## Task directions
Print every entry exactly as written.

Data items
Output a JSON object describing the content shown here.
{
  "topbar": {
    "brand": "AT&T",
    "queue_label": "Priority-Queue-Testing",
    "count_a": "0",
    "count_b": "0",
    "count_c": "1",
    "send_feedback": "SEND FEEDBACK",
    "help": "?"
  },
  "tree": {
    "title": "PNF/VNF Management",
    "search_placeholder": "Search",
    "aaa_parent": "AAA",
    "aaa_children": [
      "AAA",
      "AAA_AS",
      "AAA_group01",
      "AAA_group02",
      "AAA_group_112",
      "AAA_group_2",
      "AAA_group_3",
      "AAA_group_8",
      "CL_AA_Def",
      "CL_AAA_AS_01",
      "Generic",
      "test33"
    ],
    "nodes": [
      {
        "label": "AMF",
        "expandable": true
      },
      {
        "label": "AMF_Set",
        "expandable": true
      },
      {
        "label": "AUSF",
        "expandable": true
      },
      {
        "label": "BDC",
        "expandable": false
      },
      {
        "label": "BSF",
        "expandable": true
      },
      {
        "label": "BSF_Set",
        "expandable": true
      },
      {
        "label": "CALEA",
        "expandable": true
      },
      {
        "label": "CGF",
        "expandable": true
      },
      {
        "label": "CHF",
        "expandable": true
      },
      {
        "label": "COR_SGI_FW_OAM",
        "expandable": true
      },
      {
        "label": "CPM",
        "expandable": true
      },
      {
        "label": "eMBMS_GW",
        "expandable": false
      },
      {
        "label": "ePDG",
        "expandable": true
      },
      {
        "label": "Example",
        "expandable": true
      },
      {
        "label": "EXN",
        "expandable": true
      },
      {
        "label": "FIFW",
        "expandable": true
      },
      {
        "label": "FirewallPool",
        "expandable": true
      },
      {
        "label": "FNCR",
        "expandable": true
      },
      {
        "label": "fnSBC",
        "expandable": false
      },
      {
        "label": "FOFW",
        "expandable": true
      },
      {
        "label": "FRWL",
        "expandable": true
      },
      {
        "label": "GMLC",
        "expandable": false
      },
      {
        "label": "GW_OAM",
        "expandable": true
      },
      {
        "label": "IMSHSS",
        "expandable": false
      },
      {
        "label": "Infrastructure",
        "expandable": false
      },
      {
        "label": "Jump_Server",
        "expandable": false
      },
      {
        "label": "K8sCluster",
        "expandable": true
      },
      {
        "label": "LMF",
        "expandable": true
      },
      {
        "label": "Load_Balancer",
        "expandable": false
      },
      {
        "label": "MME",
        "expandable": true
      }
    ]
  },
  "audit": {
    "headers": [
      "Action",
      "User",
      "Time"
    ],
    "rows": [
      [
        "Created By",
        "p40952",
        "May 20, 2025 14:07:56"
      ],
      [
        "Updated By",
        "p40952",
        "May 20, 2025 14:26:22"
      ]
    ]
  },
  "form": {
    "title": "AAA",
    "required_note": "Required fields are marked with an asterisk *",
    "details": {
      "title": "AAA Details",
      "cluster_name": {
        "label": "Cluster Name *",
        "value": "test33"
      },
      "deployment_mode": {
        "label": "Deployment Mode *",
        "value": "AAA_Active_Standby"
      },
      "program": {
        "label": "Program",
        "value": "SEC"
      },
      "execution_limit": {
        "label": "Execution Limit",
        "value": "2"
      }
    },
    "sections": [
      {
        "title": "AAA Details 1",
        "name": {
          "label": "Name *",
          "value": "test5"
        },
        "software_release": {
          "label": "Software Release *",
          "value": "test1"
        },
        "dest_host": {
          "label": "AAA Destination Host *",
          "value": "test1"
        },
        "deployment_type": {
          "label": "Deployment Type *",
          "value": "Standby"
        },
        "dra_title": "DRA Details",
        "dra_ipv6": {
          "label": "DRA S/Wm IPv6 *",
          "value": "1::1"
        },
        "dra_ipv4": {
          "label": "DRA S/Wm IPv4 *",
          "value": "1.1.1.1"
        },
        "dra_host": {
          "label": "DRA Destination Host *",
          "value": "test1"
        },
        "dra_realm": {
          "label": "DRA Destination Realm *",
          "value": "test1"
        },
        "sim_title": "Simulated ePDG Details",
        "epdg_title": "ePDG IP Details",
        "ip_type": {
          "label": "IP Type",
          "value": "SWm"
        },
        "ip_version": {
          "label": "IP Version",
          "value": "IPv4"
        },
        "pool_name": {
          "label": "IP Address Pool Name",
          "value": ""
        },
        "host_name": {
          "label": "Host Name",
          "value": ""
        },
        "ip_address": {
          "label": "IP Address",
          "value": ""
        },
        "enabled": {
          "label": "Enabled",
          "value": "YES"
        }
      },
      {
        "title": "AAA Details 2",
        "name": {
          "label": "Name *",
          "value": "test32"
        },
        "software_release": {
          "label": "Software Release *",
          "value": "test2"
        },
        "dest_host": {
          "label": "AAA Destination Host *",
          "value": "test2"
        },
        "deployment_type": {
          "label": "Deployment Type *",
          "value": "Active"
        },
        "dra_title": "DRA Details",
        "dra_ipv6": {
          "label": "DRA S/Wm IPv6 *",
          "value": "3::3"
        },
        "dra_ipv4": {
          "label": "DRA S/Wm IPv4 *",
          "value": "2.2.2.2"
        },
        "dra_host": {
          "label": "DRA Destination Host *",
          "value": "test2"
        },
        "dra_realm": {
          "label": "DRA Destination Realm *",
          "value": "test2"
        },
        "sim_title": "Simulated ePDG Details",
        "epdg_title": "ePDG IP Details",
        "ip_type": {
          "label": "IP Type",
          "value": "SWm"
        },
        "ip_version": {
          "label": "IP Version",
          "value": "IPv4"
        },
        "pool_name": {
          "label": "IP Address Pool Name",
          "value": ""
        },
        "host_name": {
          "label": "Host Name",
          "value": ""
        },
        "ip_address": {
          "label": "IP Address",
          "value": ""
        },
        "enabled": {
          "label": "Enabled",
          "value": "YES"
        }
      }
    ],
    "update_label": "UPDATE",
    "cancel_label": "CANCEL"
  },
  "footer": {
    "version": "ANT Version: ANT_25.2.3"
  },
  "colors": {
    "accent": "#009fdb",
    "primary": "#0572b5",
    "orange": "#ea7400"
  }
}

## Output for this exercise
Output a JSON object describing the content shown here.
{
  "topbar": {
    "brand": "AT&T",
    "queue_label": "Priority-Queue-Testing",
    "count_a": "0",
    "count_b": "0",
    "count_c": "1",
    "send_feedback": "SEND FEEDBACK",
    "help": "?"
  },
  "tree": {
    "title": "PNF/VNF Management",
    "search_placeholder": "Search",
    "aaa_parent": "AAA",
    "aaa_children": [
      "AAA",
      "AAA_AS",
      "AAA_group01",
      "AAA_group02",
      "AAA_group_112",
      "AAA_group_2",
      "AAA_group_3",
      "AAA_group_8",
      "CL_AA_Def",
      "CL_AAA_AS_01",
      "Generic",
      "test33"
    ],
    "nodes": [
      {
        "label": "AMF",
        "expandable": true
      },
      {
        "label": "AMF_Set",
        "expandable": true
      },
      {
        "label": "AUSF",
        "expandable": true
      },
      {
        "label": "BDC",
        "expandable": false
      },
      {
        "label": "BSF",
        "expandable": true
      },
      {
        "label": "BSF_Set",
        "expandable": true
      },
      {
        "label": "CALEA",
        "expandable": true
      },
      {
        "label": "CGF",
        "expandable": true
      },
      {
        "label": "CHF",
        "expandable": true
      },
      {
        "label": "COR_SGI_FW_OAM",
        "expandable": true
      },
      {
        "label": "CPM",
        "expandable": true
      },
      {
        "label": "eMBMS_GW",
        "expandable": false
      },
      {
        "label": "ePDG",
        "expandable": true
      },
      {
        "label": "Example",
        "expandable": true
      },
      {
        "label": "EXN",
        "expandable": true
      },
      {
        "label": "FIFW",
        "expandable": true
      },
      {
        "label": "FirewallPool",
        "expandable": true
      },
      {
        "label": "FNCR",
        "expandable": true
      },
      {
        "label": "fnSBC",
        "expandable": false
      },
      {
        "label": "FOFW",
        "expandable": true
      },
      {
        "label": "FRWL",
        "expandable": true
      },
      {
        "label": "GMLC",
        "expandable": false
      },
      {
        "label": "GW_OAM",
        "expandable": true
      },
      {
        "label": "IMSHSS",
        "expandable": false
      },
      {
        "label": "Infrastructure",
        "expandable": false
      },
      {
        "label": "Jump_Server",
        "expandable": false
      },
      {
        "label": "K8sCluster",
        "expandable": true
      },
      {
        "label": "LMF",
        "expandable": true
      },
      {
        "label": "Load_Balancer",
        "expandable": false
      },
      {
        "label": "MME",
        "expandable": true
      }
    ]
  },
  "audit": {
    "headers": [
      "Action",
      "User",
      "Time"
    ],
    "rows": [
      [
        "Created By",
        "p40952",
        "May 20, 2025 14:07:56"
      ],
      [
        "Updated By",
        "p40952",
        "May 20, 2025 14:26:22"
      ]
    ]
  },
  "form": {
    "title": "AAA",
    "required_note": "Required fields are marked with an asterisk *",
    "details": {
      "title": "AAA Details",
      "cluster_name": {
        "label": "Cluster Name *",
        "value": "test33"
      },
      "deployment_mode": {
        "label": "Deployment Mode *",
        "value": "AAA_Active_Standby"
      },
      "program": {
        "label": "Program",
        "value": "SEC"
      },
      "execution_limit": {
        "label": "Execution Limit",
        "value": "2"
      }
    },
    "sections": [
      {
        "title": "AAA Details 1",
        "name": {
          "label": "Name *",
          "value": "test5"
        },
        "software_release": {
          "label": "Software Release *",
          "value": "test1"
        },
        "dest_host": {
          "label": "AAA Destination Host *",
          "value": "test1"
        },
        "deployment_type": {
          "label": "Deployment Type *",
          "value": "Standby"
        },
        "dra_title": "DRA Details",
        "dra_ipv6": {
          "label": "DRA S/Wm IPv6 *",
          "value": "1::1"
        },
        "dra_ipv4": {
          "label": "DRA S/Wm IPv4 *",
          "value": "1.1.1.1"
        },
        "dra_host": {
          "label": "DRA Destination Host *",
          "value": "test1"
        },
        "dra_realm": {
          "label": "DRA Destination Realm *",
          "value": "test1"
        },
        "sim_title": "Simulated ePDG Details",
        "epdg_title": "ePDG IP Details",
        "ip_type": {
          "label": "IP Type",
          "value": "SWm"
        },
        "ip_version": {
          "label": "IP Version",
          "value": "IPv4"
        },
        "pool_name": {
          "label": "IP Address Pool Name",
          "value": ""
        },
        "host_name": {
          "label": "Host Name",
          "value": ""
        },
        "ip_address": {
          "label": "IP Address",
          "value": ""
        },
        "enabled": {
          "label": "Enabled",
          "value": "YES"
        }
      },
      {
        "title": "AAA Details 2",
        "name": {
          "label": "Name *",
          "value": "test32"
        },
        "software_release": {
          "label": "Software Release *",
          "value": "test2"
        },
        "dest_host": {
          "label": "AAA Destination Host *",
          "value": "test2"
        },
        "deployment_type": {
          "label": "Deployment Type *",
          "value": "Active"
        },
        "dra_title": "DRA Details",
        "dra_ipv6": {
          "label": "DRA S/Wm IPv6 *",
          "value": "3::3"
        },
        "dra_ipv4": {
          "label": "DRA S/Wm IPv4 *",
          "value": "2.2.2.2"
        },
        "dra_host": {
          "label": "DRA Destination Host *",
          "value": "test2"
        },
        "dra_realm": {
          "label": "DRA Destination Realm *",
          "value": "test2"
        },
        "sim_title": "Simulated ePDG Details",
        "epdg_title": "ePDG IP Details",
        "ip_type": {
          "label": "IP Type",
          "value": "SWm"
        },
        "ip_version": {
          "label": "IP Version",
          "value": "IPv4"
        },
        "pool_name": {
          "label": "IP Address Pool Name",
          "value": ""
        },
        "host_name": {
          "label": "Host Name",
          "value": ""
        },
        "ip_address": {
          "label": "IP Address",
          "value": ""
        },
        "enabled": {
          "label": "Enabled",
          "value": "YES"
        }
      }
    ],
    "update_label": "UPDATE",
    "cancel_label": "CANCEL"
  },
  "footer": {
    "version": "ANT Version: ANT_25.2.3"
  },
  "colors": {
    "accent": "#009fdb",
    "primary": "#0572b5",
    "orange": "#ea7400"
  }
}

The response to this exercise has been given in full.